# Task requirements
In the data that follows, count each line holding the string "consumer"; answer with the number only.

# Data to use
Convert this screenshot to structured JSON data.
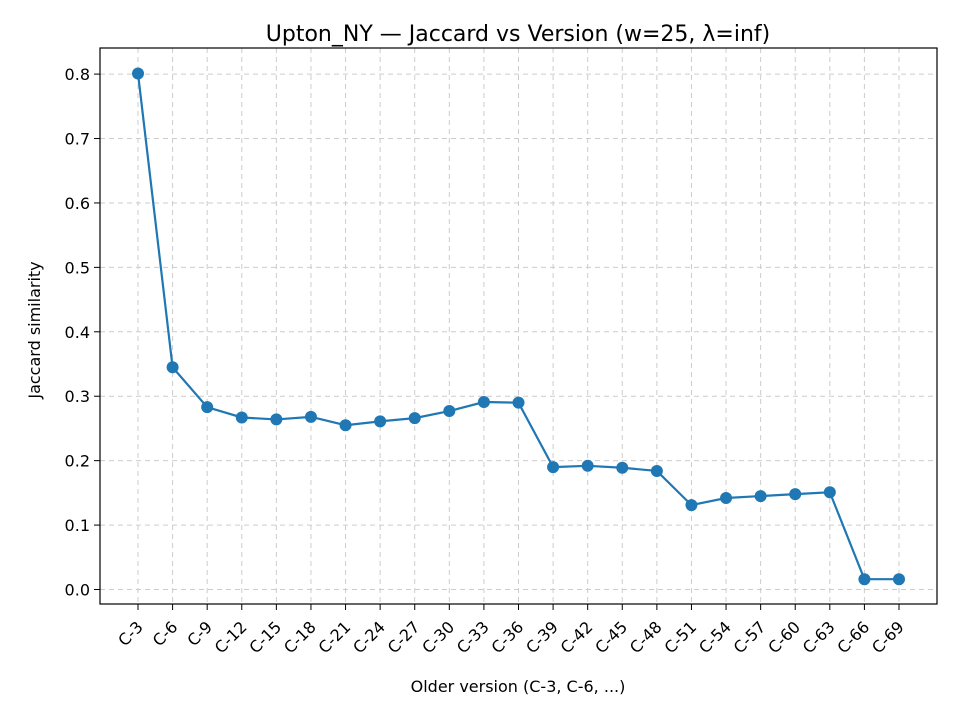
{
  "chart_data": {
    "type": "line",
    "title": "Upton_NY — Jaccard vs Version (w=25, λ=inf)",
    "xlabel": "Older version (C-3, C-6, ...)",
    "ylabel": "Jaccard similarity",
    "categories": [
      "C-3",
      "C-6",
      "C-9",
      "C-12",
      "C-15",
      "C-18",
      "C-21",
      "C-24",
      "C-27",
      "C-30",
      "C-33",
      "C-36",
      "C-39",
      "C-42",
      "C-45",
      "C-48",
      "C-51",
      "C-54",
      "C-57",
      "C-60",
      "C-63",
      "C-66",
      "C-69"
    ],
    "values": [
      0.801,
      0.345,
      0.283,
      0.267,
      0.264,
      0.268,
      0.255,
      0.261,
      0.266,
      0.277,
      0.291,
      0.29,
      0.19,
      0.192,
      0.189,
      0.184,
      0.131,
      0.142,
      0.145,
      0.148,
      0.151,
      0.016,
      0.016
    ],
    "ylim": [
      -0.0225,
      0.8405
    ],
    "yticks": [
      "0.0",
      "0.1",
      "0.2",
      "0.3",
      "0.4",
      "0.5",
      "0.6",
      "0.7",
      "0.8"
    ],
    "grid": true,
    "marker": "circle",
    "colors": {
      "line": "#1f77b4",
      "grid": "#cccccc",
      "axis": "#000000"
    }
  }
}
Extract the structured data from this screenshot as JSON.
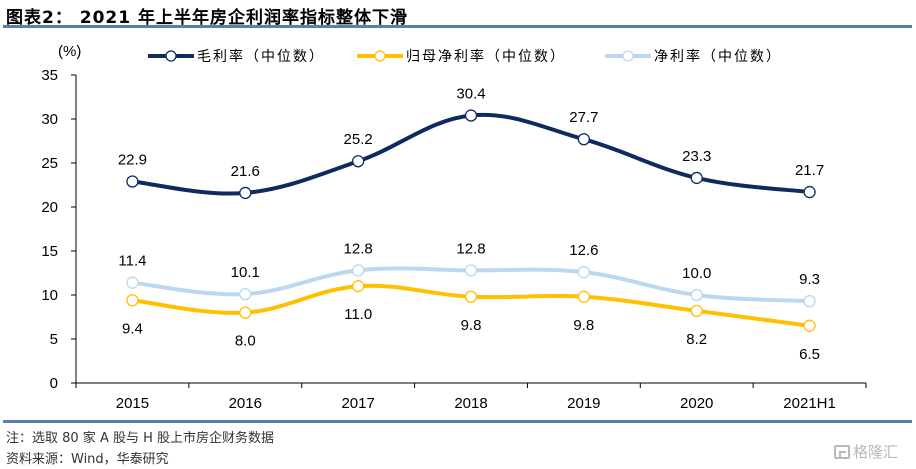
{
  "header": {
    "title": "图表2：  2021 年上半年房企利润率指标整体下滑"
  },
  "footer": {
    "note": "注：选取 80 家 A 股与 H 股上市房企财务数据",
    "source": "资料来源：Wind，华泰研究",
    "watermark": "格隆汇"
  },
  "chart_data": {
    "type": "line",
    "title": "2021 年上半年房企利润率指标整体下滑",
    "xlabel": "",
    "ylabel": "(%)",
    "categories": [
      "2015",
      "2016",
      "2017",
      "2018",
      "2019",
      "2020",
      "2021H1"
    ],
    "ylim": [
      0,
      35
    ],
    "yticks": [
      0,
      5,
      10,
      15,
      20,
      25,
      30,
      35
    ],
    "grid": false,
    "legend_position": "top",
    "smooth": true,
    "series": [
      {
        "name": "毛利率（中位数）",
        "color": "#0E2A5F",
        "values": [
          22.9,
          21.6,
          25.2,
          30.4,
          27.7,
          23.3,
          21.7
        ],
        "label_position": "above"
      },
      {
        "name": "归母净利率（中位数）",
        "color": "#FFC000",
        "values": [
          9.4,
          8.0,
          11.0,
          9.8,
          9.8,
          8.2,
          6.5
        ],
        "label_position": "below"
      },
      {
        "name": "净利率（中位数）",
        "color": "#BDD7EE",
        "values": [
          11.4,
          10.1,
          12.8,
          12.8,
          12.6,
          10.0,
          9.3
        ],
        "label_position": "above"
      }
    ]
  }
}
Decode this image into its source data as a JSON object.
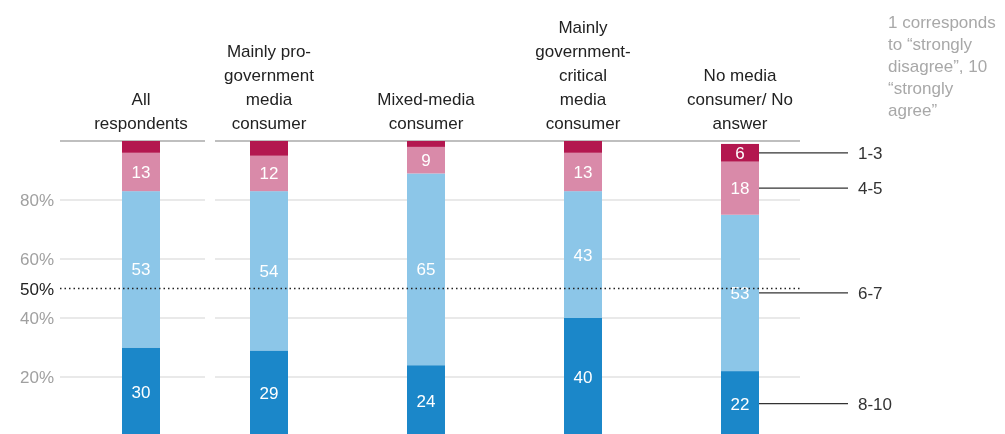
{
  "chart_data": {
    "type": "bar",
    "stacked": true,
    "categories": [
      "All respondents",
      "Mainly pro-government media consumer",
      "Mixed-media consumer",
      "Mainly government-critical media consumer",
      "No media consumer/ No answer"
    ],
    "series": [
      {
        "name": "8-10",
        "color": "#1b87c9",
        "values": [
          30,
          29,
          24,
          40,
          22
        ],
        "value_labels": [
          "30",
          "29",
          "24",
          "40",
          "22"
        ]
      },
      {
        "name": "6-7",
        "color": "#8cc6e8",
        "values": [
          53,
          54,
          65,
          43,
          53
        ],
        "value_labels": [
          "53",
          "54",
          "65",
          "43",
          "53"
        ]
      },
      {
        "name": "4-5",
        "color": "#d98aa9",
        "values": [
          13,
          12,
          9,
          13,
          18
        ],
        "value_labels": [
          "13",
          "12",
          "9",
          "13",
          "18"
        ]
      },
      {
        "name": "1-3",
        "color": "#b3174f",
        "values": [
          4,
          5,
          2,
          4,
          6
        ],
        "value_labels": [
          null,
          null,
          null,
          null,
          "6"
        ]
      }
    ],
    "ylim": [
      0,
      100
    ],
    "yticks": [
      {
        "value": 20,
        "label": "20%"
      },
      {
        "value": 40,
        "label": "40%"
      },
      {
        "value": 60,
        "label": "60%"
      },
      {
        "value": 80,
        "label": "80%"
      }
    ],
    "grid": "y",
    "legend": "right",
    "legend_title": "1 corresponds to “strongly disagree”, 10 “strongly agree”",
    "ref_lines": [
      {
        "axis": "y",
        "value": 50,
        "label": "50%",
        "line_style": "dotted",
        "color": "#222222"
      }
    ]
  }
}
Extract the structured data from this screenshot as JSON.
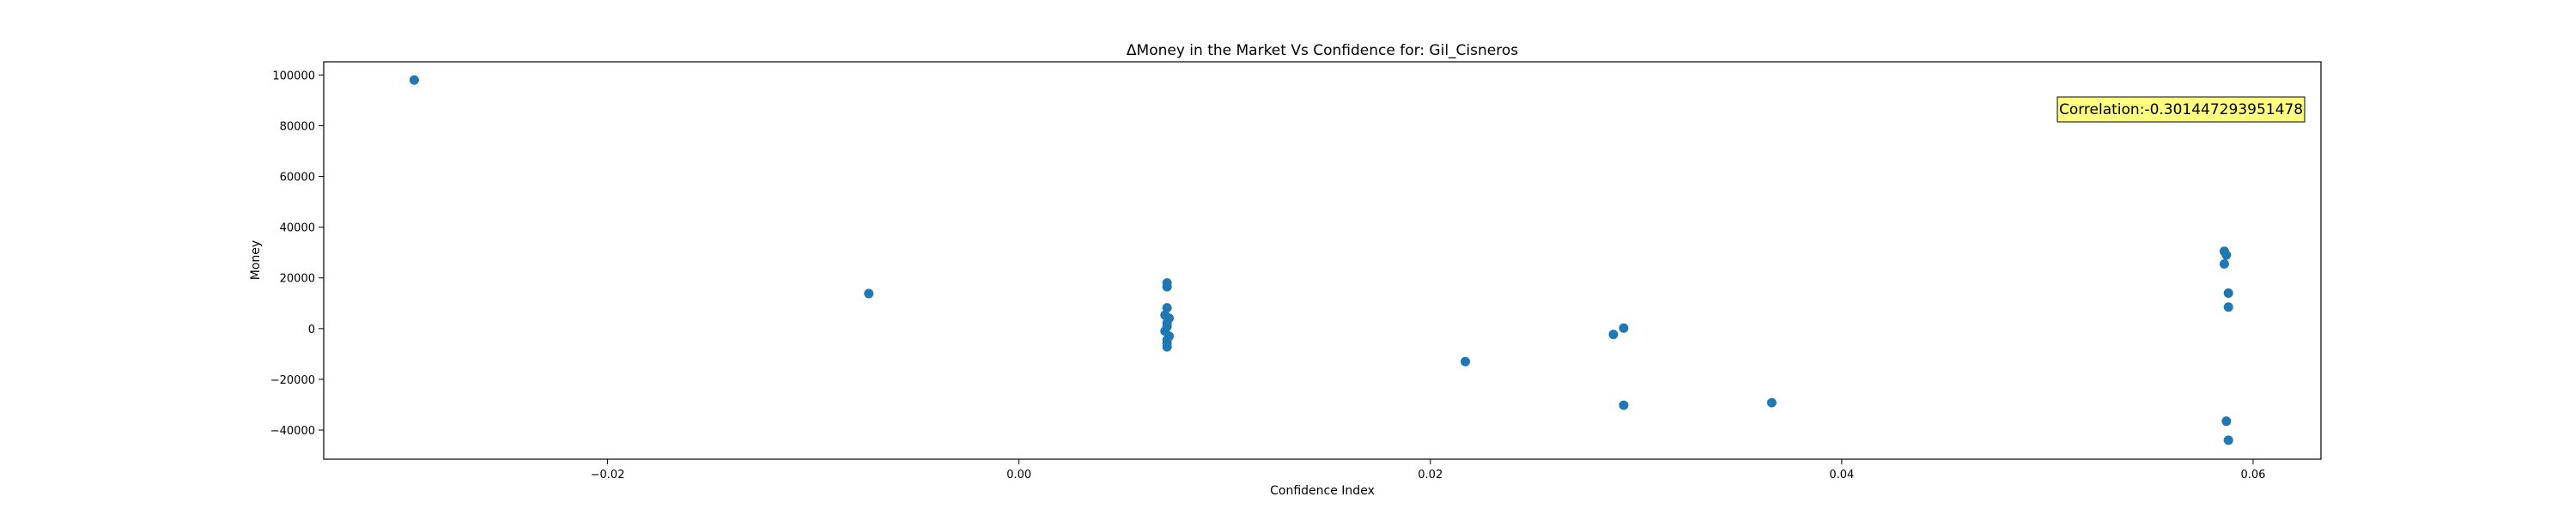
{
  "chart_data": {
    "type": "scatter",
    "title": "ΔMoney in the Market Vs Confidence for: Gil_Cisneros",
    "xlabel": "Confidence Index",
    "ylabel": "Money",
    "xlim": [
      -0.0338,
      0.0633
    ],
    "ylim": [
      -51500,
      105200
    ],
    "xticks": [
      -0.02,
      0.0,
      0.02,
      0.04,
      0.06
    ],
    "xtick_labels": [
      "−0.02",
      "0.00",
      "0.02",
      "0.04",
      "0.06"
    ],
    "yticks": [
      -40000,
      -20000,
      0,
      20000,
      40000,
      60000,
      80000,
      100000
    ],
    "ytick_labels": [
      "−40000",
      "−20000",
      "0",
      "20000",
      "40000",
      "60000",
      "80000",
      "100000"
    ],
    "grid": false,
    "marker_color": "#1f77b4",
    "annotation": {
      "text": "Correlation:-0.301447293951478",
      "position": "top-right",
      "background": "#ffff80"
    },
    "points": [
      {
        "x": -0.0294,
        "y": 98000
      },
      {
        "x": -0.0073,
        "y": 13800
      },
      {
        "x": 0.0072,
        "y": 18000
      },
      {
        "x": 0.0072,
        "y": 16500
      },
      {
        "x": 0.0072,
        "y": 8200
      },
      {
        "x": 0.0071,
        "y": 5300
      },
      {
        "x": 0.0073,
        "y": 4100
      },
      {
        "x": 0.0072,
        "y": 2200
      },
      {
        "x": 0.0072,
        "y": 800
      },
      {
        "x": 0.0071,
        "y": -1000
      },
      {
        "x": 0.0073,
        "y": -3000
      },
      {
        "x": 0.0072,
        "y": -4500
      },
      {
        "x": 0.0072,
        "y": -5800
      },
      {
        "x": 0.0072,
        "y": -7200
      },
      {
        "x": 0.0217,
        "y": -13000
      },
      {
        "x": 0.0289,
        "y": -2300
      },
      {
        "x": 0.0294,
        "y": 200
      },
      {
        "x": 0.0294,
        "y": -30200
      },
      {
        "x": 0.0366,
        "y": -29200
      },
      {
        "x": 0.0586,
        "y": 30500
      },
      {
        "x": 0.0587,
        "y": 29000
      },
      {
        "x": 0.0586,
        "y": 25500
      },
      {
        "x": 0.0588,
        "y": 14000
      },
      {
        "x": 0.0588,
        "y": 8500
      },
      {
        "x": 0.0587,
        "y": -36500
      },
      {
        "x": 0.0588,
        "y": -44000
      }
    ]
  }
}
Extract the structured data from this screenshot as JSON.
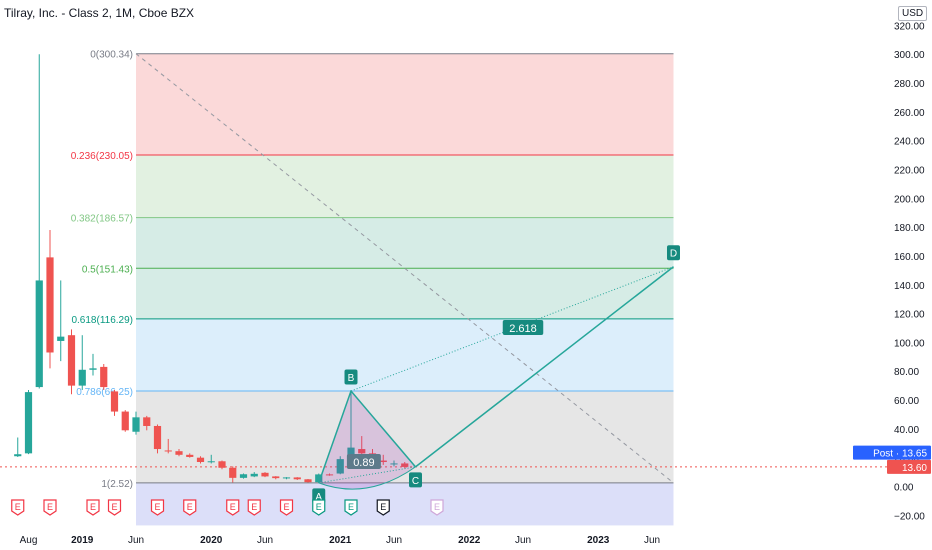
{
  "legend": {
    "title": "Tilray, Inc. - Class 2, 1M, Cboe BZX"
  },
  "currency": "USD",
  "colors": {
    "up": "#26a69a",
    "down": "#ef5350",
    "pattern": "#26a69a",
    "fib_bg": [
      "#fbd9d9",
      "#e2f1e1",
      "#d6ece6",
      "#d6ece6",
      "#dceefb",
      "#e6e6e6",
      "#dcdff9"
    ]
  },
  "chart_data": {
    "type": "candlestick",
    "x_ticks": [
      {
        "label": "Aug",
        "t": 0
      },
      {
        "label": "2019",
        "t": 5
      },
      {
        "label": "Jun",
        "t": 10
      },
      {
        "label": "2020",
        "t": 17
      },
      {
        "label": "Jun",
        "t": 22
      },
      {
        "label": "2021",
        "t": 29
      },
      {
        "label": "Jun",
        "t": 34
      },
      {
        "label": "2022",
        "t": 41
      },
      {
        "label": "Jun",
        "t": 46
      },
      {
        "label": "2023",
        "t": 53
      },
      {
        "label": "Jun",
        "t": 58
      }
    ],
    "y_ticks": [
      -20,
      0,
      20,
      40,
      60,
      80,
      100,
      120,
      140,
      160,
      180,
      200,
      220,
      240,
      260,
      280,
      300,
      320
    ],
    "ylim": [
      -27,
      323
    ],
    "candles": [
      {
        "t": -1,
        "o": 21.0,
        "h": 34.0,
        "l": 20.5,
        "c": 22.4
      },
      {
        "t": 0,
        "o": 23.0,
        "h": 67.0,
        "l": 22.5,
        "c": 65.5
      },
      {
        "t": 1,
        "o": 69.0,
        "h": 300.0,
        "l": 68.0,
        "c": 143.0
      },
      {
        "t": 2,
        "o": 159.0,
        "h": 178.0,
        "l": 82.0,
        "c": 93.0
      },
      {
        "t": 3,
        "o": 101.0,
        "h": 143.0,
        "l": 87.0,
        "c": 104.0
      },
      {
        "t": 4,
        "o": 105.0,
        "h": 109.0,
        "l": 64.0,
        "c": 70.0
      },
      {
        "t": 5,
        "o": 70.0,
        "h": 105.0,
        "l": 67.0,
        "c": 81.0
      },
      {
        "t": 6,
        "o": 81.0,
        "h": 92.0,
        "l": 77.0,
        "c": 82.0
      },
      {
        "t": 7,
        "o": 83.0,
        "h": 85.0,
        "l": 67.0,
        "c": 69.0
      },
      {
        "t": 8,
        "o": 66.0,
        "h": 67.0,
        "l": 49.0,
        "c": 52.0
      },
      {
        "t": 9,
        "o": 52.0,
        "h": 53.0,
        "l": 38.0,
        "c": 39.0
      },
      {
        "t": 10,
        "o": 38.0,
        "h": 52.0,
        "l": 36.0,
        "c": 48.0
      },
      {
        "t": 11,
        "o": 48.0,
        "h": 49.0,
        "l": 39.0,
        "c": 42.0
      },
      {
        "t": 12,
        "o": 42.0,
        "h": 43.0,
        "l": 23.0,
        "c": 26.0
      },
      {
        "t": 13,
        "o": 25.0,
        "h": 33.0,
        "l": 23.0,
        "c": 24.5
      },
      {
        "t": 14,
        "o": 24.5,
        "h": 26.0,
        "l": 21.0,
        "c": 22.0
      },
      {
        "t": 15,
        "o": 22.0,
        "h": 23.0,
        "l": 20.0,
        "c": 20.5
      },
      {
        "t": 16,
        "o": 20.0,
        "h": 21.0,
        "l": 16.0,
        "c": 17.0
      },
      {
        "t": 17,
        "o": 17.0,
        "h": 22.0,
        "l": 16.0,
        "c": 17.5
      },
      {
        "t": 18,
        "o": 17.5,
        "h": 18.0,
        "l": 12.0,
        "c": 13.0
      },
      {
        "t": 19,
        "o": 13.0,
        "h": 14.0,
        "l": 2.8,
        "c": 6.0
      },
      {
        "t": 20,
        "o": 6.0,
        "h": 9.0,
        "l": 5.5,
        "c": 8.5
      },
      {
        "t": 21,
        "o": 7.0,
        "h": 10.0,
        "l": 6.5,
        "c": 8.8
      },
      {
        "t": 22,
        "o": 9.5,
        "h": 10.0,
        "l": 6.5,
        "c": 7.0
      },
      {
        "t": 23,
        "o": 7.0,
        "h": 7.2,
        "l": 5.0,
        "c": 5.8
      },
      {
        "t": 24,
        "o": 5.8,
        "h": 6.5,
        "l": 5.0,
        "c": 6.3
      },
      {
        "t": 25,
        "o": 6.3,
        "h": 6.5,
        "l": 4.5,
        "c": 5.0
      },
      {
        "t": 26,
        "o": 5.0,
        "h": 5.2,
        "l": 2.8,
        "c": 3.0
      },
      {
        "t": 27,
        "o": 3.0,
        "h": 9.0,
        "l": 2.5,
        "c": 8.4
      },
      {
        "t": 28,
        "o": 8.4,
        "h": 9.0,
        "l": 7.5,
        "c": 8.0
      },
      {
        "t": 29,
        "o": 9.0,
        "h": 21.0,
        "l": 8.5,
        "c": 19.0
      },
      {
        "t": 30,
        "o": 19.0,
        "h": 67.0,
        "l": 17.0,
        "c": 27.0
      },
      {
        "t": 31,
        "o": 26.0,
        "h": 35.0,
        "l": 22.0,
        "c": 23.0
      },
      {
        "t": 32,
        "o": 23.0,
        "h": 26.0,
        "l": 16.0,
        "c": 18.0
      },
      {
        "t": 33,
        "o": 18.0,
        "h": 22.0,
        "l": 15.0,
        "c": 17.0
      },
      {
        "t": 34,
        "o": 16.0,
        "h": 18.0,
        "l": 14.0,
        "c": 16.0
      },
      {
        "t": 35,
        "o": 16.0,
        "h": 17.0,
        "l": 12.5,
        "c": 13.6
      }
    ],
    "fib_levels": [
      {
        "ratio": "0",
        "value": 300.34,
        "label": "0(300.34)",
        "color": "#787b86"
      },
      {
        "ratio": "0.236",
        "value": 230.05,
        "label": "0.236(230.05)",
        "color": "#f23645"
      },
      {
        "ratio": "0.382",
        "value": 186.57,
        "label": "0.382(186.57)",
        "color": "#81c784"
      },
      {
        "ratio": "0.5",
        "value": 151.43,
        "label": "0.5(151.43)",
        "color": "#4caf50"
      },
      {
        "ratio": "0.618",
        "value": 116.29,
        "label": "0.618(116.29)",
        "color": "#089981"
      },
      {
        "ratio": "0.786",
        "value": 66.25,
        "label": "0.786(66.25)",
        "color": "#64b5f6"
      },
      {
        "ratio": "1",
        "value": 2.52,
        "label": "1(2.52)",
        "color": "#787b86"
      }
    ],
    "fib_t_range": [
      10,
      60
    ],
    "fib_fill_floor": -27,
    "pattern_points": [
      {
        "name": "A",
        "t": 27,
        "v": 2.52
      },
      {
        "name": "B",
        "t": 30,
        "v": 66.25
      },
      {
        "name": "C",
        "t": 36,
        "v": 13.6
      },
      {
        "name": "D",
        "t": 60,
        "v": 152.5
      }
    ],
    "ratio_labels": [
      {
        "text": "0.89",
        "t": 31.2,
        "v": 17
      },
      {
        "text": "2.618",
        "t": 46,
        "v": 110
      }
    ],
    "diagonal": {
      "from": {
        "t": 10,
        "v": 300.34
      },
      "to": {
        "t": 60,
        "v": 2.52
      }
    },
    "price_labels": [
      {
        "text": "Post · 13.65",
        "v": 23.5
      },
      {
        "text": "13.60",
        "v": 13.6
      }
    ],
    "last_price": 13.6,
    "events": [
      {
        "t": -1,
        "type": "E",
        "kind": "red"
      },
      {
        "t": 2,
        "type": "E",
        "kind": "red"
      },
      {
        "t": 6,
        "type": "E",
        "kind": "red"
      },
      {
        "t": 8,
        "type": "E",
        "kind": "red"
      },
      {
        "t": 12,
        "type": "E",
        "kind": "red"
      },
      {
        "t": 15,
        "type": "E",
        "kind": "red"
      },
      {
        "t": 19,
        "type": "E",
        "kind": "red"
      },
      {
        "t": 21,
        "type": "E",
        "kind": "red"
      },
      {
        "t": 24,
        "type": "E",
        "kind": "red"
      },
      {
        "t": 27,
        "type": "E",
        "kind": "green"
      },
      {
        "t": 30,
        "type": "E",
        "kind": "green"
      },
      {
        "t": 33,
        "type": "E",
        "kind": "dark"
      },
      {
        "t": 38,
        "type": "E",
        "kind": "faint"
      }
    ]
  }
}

# Final result
4